## Lines of data
----------------------------------------

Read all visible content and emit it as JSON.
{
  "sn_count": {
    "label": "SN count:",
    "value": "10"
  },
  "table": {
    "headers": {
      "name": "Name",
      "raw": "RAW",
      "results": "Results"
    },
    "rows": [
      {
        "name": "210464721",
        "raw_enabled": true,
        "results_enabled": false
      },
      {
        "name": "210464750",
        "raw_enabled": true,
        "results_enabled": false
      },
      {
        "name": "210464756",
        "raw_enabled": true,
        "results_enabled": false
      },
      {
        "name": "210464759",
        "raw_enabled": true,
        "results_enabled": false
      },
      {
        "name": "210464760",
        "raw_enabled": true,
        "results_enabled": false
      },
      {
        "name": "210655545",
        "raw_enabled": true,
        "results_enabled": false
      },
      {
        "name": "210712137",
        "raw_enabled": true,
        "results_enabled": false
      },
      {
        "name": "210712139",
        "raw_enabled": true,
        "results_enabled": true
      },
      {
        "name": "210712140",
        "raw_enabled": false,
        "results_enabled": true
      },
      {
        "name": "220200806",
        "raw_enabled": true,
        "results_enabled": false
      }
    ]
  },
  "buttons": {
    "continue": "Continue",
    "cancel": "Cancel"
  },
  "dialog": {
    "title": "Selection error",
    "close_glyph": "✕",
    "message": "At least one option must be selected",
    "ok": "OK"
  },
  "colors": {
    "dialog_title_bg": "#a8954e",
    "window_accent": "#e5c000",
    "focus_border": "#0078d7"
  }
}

----------------------------------------

## PROMPT
Take the listing above and set it down exactly.

## WRITTEN ANSWER
Read all visible content and emit it as JSON.
{
  "sn_count": {
    "label": "SN count:",
    "value": "10"
  },
  "table": {
    "headers": {
      "name": "Name",
      "raw": "RAW",
      "results": "Results"
    },
    "rows": [
      {
        "name": "210464721",
        "raw_enabled": true,
        "results_enabled": false
      },
      {
        "name": "210464750",
        "raw_enabled": true,
        "results_enabled": false
      },
      {
        "name": "210464756",
        "raw_enabled": true,
        "results_enabled": false
      },
      {
        "name": "210464759",
        "raw_enabled": true,
        "results_enabled": false
      },
      {
        "name": "210464760",
        "raw_enabled": true,
        "results_enabled": false
      },
      {
        "name": "210655545",
        "raw_enabled": true,
        "results_enabled": false
      },
      {
        "name": "210712137",
        "raw_enabled": true,
        "results_enabled": false
      },
      {
        "name": "210712139",
        "raw_enabled": true,
        "results_enabled": true
      },
      {
        "name": "210712140",
        "raw_enabled": false,
        "results_enabled": true
      },
      {
        "name": "220200806",
        "raw_enabled": true,
        "results_enabled": false
      }
    ]
  },
  "buttons": {
    "continue": "Continue",
    "cancel": "Cancel"
  },
  "dialog": {
    "title": "Selection error",
    "close_glyph": "✕",
    "message": "At least one option must be selected",
    "ok": "OK"
  },
  "colors": {
    "dialog_title_bg": "#a8954e",
    "window_accent": "#e5c000",
    "focus_border": "#0078d7"
  }
}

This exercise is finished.